- _Extracted records_:

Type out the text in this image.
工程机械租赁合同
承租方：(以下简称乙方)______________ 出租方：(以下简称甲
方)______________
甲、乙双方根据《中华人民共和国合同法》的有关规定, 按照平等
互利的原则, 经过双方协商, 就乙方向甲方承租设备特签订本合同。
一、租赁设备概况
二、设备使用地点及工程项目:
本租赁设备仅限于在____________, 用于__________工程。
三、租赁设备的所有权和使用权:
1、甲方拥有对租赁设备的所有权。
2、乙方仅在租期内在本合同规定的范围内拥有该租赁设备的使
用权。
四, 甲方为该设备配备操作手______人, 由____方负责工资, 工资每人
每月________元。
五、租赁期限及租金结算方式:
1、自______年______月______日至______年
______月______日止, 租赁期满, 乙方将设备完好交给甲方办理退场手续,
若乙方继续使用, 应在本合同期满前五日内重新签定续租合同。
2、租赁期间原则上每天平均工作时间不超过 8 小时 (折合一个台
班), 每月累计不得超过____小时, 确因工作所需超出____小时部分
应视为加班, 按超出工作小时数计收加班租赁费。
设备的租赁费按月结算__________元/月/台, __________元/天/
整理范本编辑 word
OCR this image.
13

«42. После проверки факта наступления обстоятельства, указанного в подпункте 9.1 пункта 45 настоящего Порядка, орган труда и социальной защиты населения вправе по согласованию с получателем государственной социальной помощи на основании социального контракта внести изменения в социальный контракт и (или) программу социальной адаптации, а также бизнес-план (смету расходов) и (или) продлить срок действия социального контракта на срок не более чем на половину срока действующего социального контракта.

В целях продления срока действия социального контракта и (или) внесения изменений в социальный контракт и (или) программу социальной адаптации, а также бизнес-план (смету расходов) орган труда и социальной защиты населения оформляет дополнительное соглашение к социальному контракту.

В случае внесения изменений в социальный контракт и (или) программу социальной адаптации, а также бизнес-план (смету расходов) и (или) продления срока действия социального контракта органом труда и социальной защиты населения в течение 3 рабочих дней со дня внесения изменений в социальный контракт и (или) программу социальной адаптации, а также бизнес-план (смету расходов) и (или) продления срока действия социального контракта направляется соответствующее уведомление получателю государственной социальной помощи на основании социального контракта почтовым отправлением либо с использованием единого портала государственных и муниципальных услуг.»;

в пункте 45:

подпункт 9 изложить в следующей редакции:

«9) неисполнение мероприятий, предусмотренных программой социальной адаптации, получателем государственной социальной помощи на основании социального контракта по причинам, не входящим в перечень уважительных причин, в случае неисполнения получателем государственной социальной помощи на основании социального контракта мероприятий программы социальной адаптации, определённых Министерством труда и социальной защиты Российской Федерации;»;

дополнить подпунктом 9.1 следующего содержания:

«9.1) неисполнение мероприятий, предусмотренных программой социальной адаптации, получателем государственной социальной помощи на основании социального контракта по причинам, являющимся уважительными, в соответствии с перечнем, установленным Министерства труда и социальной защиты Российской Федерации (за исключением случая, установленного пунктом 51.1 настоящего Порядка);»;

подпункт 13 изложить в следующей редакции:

- _Instructions for the task_:
Restate the listing above word for word.

- _Answer below_:
Type out the text in this image.
工程机械租赁合同
承租方：(以下简称乙方)______________ 出租方：(以下简称甲
方)______________
甲、乙双方根据《中华人民共和国合同法》的有关规定, 按照平等
互利的原则, 经过双方协商, 就乙方向甲方承租设备特签订本合同。
一、租赁设备概况
二、设备使用地点及工程项目:
本租赁设备仅限于在____________, 用于__________工程。
三、租赁设备的所有权和使用权:
1、甲方拥有对租赁设备的所有权。
2、乙方仅在租期内在本合同规定的范围内拥有该租赁设备的使
用权。
四, 甲方为该设备配备操作手______人, 由____方负责工资, 工资每人
每月________元。
五、租赁期限及租金结算方式:
1、自______年______月______日至______年
______月______日止, 租赁期满, 乙方将设备完好交给甲方办理退场手续,
若乙方继续使用, 应在本合同期满前五日内重新签定续租合同。
2、租赁期间原则上每天平均工作时间不超过 8 小时 (折合一个台
班), 每月累计不得超过____小时, 确因工作所需超出____小时部分
应视为加班, 按超出工作小时数计收加班租赁费。
设备的租赁费按月结算__________元/月/台, __________元/天/
整理范本编辑 word
OCR this image.
13

«42. После проверки факта наступления обстоятельства, указанного в подпункте 9.1 пункта 45 настоящего Порядка, орган труда и социальной защиты населения вправе по согласованию с получателем государственной социальной помощи на основании социального контракта внести изменения в социальный контракт и (или) программу социальной адаптации, а также бизнес-план (смету расходов) и (или) продлить срок действия социального контракта на срок не более чем на половину срока действующего социального контракта.

В целях продления срока действия социального контракта и (или) внесения изменений в социальный контракт и (или) программу социальной адаптации, а также бизнес-план (смету расходов) орган труда и социальной защиты населения оформляет дополнительное соглашение к социальному контракту.

В случае внесения изменений в социальный контракт и (или) программу социальной адаптации, а также бизнес-план (смету расходов) и (или) продления срока действия социального контракта органом труда и социальной защиты населения в течение 3 рабочих дней со дня внесения изменений в социальный контракт и (или) программу социальной адаптации, а также бизнес-план (смету расходов) и (или) продления срока действия социального контракта направляется соответствующее уведомление получателю государственной социальной помощи на основании социального контракта почтовым отправлением либо с использованием единого портала государственных и муниципальных услуг.»;

в пункте 45:

подпункт 9 изложить в следующей редакции:

«9) неисполнение мероприятий, предусмотренных программой социальной адаптации, получателем государственной социальной помощи на основании социального контракта по причинам, не входящим в перечень уважительных причин, в случае неисполнения получателем государственной социальной помощи на основании социального контракта мероприятий программы социальной адаптации, определённых Министерством труда и социальной защиты Российской Федерации;»;

дополнить подпунктом 9.1 следующего содержания:

«9.1) неисполнение мероприятий, предусмотренных программой социальной адаптации, получателем государственной социальной помощи на основании социального контракта по причинам, являющимся уважительными, в соответствии с перечнем, установленным Министерства труда и социальной защиты Российской Федерации (за исключением случая, установленного пунктом 51.1 настоящего Порядка);»;

подпункт 13 изложить в следующей редакции:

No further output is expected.